Task: Would you output the whole listing below, exactly as it reads?

Data for the task:
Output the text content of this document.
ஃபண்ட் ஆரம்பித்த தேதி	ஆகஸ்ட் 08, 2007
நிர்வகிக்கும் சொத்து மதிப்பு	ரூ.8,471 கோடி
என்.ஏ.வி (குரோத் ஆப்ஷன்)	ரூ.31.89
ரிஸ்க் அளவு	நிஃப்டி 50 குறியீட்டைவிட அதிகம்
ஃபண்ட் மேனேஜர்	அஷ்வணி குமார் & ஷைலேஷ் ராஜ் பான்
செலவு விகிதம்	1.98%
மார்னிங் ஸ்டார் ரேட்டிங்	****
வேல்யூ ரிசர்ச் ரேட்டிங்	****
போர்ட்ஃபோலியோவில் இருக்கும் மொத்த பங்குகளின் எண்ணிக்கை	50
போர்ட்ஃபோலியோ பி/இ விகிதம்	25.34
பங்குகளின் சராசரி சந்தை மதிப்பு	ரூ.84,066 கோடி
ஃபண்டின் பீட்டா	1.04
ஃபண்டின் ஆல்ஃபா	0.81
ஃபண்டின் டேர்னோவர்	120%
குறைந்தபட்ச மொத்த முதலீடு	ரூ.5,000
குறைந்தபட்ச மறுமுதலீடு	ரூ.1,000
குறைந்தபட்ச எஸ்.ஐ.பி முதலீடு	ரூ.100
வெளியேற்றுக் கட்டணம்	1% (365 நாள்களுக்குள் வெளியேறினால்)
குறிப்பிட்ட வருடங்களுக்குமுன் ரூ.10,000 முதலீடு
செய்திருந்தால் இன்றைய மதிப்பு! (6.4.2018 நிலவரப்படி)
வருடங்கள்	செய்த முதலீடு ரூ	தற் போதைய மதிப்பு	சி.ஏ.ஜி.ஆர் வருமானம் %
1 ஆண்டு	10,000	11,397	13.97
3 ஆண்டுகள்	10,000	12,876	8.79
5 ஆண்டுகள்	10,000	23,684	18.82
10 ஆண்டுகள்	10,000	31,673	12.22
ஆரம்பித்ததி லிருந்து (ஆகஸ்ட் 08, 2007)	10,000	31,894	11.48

Answer in full:
Output the text content of this document.
ஃபண்ட் ஆரம்பித்த தேதி	ஆகஸ்ட் 08, 2007
நிர்வகிக்கும் சொத்து மதிப்பு	ரூ.8,471 கோடி
என்.ஏ.வி (குரோத் ஆப்ஷன்)	ரூ.31.89
ரிஸ்க் அளவு	நிஃப்டி 50 குறியீட்டைவிட அதிகம்
ஃபண்ட் மேனேஜர்	அஷ்வணி குமார் & ஷைலேஷ் ராஜ் பான்
செலவு விகிதம்	1.98%
மார்னிங் ஸ்டார் ரேட்டிங்	****
வேல்யூ ரிசர்ச் ரேட்டிங்	****
போர்ட்ஃபோலியோவில் இருக்கும் மொத்த பங்குகளின் எண்ணிக்கை	50
போர்ட்ஃபோலியோ பி/இ விகிதம்	25.34
பங்குகளின் சராசரி சந்தை மதிப்பு	ரூ.84,066 கோடி
ஃபண்டின் பீட்டா	1.04
ஃபண்டின் ஆல்ஃபா	0.81
ஃபண்டின் டேர்னோவர்	120%
குறைந்தபட்ச மொத்த முதலீடு	ரூ.5,000
குறைந்தபட்ச மறுமுதலீடு	ரூ.1,000
குறைந்தபட்ச எஸ்.ஐ.பி முதலீடு	ரூ.100
வெளியேற்றுக் கட்டணம்	1% (365 நாள்களுக்குள் வெளியேறினால்)
குறிப்பிட்ட வருடங்களுக்குமுன் ரூ.10,000 முதலீடு
செய்திருந்தால் இன்றைய மதிப்பு! (6.4.2018 நிலவரப்படி)
வருடங்கள்	செய்த முதலீடு ரூ	தற் போதைய மதிப்பு	சி.ஏ.ஜி.ஆர் வருமானம் %
1 ஆண்டு	10,000	11,397	13.97
3 ஆண்டுகள்	10,000	12,876	8.79
5 ஆண்டுகள்	10,000	23,684	18.82
10 ஆண்டுகள்	10,000	31,673	12.22
ஆரம்பித்ததி லிருந்து (ஆகஸ்ட் 08, 2007)	10,000	31,894	11.48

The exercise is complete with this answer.